■ STORED RECORDS

####

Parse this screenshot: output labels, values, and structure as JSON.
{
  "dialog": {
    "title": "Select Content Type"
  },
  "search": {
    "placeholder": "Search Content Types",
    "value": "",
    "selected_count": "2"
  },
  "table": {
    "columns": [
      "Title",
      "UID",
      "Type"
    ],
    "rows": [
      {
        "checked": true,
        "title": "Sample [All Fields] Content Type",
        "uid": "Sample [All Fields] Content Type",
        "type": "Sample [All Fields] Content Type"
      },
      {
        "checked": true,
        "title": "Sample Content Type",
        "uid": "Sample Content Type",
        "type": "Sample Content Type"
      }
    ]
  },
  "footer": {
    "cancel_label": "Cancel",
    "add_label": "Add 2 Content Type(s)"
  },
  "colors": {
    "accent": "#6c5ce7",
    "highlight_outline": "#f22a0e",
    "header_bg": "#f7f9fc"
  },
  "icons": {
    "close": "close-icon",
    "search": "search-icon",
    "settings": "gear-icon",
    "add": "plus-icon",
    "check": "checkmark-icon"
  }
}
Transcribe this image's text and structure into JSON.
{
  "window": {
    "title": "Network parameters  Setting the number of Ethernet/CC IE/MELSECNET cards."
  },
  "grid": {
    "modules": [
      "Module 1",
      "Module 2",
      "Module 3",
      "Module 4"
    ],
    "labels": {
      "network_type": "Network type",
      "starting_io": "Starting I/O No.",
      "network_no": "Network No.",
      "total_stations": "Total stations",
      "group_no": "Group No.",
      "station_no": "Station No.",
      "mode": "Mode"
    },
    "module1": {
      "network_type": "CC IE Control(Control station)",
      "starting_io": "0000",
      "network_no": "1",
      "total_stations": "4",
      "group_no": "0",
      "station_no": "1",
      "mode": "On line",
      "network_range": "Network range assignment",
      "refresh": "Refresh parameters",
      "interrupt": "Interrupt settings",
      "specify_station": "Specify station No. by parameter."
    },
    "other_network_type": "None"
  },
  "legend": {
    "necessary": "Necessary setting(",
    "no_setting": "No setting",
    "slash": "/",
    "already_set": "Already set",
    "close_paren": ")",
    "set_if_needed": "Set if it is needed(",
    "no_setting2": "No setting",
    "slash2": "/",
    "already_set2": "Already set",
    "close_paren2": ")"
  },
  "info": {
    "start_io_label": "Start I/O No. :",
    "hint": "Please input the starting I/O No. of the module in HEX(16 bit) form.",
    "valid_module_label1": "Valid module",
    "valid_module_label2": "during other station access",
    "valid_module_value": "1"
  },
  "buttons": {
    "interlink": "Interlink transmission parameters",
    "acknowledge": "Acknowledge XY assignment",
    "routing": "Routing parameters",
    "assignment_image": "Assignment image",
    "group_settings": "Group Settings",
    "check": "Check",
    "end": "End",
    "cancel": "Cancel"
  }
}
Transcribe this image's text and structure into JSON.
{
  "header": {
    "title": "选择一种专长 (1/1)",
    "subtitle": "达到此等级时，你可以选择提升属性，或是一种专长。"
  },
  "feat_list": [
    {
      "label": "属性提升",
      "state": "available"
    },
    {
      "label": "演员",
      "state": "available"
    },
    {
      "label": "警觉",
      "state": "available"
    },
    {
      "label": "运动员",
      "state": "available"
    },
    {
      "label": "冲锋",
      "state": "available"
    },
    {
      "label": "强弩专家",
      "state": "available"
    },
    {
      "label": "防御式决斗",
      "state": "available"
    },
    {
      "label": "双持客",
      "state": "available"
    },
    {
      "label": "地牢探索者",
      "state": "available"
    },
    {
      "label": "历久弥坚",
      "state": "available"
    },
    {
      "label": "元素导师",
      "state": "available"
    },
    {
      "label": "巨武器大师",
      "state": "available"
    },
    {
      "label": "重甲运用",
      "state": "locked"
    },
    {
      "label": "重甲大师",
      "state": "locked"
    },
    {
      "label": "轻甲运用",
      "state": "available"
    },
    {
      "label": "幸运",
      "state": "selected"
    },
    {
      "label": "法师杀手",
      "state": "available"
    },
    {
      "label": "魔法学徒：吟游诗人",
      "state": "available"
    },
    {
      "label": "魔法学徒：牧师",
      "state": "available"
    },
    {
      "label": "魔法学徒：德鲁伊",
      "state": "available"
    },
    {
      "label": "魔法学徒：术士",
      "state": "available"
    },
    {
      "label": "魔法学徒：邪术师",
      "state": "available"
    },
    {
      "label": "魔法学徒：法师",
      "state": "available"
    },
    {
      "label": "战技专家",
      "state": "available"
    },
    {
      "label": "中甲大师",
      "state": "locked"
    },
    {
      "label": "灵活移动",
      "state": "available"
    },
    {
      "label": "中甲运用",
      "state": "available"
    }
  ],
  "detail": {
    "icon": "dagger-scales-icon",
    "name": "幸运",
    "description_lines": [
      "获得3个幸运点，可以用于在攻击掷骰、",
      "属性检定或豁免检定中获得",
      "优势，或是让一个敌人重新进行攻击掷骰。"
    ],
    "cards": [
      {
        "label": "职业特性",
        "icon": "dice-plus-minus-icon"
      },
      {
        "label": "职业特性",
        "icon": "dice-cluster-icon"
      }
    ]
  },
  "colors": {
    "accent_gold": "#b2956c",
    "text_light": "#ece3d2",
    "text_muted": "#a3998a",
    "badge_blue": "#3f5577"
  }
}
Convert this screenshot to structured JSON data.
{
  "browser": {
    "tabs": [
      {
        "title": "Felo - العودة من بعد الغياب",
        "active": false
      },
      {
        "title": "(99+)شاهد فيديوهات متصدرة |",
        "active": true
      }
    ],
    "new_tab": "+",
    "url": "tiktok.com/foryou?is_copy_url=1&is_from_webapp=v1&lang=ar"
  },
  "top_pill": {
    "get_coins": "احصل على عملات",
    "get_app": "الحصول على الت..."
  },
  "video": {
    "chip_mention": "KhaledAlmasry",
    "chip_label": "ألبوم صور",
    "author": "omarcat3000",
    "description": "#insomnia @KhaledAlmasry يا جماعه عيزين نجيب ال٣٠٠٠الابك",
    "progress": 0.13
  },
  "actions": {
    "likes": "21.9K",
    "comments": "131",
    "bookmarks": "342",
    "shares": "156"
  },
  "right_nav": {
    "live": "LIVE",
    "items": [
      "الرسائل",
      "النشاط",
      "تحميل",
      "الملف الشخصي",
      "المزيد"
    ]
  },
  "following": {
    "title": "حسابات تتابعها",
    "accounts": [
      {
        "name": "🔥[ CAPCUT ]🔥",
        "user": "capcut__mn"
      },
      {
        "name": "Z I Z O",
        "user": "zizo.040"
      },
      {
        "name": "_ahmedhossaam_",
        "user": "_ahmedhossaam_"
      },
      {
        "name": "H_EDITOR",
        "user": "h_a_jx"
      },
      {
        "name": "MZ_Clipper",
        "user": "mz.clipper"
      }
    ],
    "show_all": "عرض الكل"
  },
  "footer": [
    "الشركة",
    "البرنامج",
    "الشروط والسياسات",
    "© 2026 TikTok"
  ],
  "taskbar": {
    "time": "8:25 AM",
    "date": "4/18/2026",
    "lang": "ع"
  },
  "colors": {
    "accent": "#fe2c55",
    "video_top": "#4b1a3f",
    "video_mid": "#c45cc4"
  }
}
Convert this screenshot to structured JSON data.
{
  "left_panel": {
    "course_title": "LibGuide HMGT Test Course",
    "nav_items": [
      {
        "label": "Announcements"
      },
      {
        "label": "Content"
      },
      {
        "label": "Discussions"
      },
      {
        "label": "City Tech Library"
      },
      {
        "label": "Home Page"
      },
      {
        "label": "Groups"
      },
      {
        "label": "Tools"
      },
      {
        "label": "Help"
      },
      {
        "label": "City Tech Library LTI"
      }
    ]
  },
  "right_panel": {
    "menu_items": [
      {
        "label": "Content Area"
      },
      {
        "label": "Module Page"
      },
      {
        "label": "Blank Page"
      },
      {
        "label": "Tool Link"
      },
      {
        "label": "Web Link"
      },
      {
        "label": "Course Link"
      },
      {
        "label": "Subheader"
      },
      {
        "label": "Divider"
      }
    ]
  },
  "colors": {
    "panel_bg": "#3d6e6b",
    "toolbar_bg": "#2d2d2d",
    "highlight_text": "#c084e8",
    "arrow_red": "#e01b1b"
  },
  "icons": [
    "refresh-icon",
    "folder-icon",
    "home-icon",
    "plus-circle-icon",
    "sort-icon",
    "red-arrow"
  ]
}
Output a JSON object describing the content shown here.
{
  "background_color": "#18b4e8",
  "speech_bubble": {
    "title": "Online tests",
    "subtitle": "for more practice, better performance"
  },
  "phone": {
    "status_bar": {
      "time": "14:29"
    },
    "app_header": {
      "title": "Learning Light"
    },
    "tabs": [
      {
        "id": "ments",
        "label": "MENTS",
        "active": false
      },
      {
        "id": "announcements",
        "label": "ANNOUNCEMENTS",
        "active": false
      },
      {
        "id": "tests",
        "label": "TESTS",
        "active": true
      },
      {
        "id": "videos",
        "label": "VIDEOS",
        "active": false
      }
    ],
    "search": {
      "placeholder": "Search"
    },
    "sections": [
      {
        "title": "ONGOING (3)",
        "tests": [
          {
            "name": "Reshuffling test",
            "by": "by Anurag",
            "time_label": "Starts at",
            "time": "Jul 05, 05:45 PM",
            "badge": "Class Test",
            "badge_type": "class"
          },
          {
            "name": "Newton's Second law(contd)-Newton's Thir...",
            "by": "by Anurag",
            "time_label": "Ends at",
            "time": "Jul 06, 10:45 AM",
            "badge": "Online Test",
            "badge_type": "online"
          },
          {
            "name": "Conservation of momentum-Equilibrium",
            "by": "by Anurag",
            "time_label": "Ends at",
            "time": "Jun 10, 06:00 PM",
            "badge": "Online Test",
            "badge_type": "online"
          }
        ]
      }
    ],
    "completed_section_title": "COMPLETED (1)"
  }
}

####

■ SHORT TASK
Report how many lines of the records above contain the word "KhaledAlmasry", giving only the number.

■ TASK ANSWER
2